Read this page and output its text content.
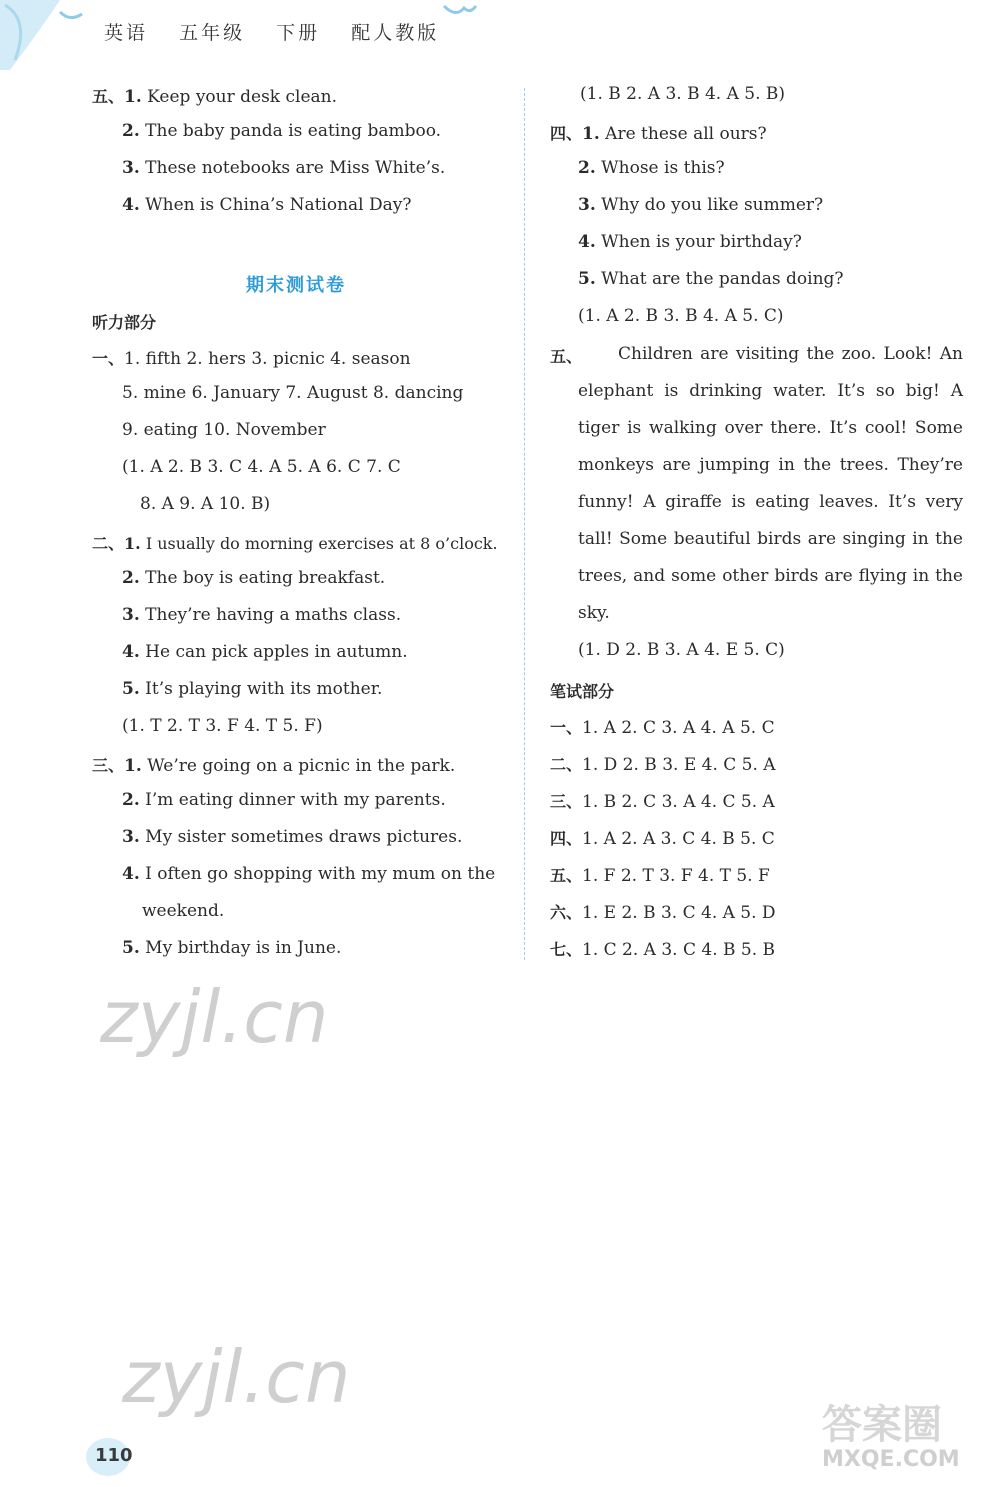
英语 五年级 下册 配人教版
五、1. Keep your desk clean.
2. The baby panda is eating bamboo.
3. These notebooks are Miss White’s.
4. When is China’s National Day?
期末测试卷
听力部分
一、1. fifth 2. hers 3. picnic 4. season
5. mine 6. January 7. August 8. dancing
9. eating 10. November
(1. A 2. B 3. C 4. A 5. A 6. C 7. C
8. A 9. A 10. B)
二、1. I usually do morning exercises at 8 o’clock.
2. The boy is eating breakfast.
3. They’re having a maths class.
4. He can pick apples in autumn.
5. It’s playing with its mother.
(1. T 2. T 3. F 4. T 5. F)
三、1. We’re going on a picnic in the park.
2. I’m eating dinner with my parents.
3. My sister sometimes draws pictures.
4. I often go shopping with my mum on the
weekend.
5. My birthday is in June.
(1. B 2. A 3. B 4. A 5. B)
四、1. Are these all ours?
2. Whose is this?
3. Why do you like summer?
4. When is your birthday?
5. What are the pandas doing?
(1. A 2. B 3. B 4. A 5. C)
五、 Children are visiting the zoo. Look! An
elephant is drinking water. It’s so big! A
tiger is walking over there. It’s cool! Some
monkeys are jumping in the trees. They’re
funny! A giraffe is eating leaves. It’s very
tall! Some beautiful birds are singing in the
trees, and some other birds are flying in the
sky.
(1. D 2. B 3. A 4. E 5. C)
笔试部分
一、1. A 2. C 3. A 4. A 5. C
二、1. D 2. B 3. E 4. C 5. A
三、1. B 2. C 3. A 4. C 5. A
四、1. A 2. A 3. C 4. B 5. C
五、1. F 2. T 3. F 4. T 5. F
六、1. E 2. B 3. C 4. A 5. D
七、1. C 2. A 3. C 4. B 5. B
zyjl.cn
zyjl.cn
答案圈
MXQE.COM
110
.....
# [WHAT THE TASK REQUIRES]
Pick out the lines containing the word "When" and show them.

# [ANSWER TO THE PROBLEM]
4. When is China’s National Day?
4. When is your birthday?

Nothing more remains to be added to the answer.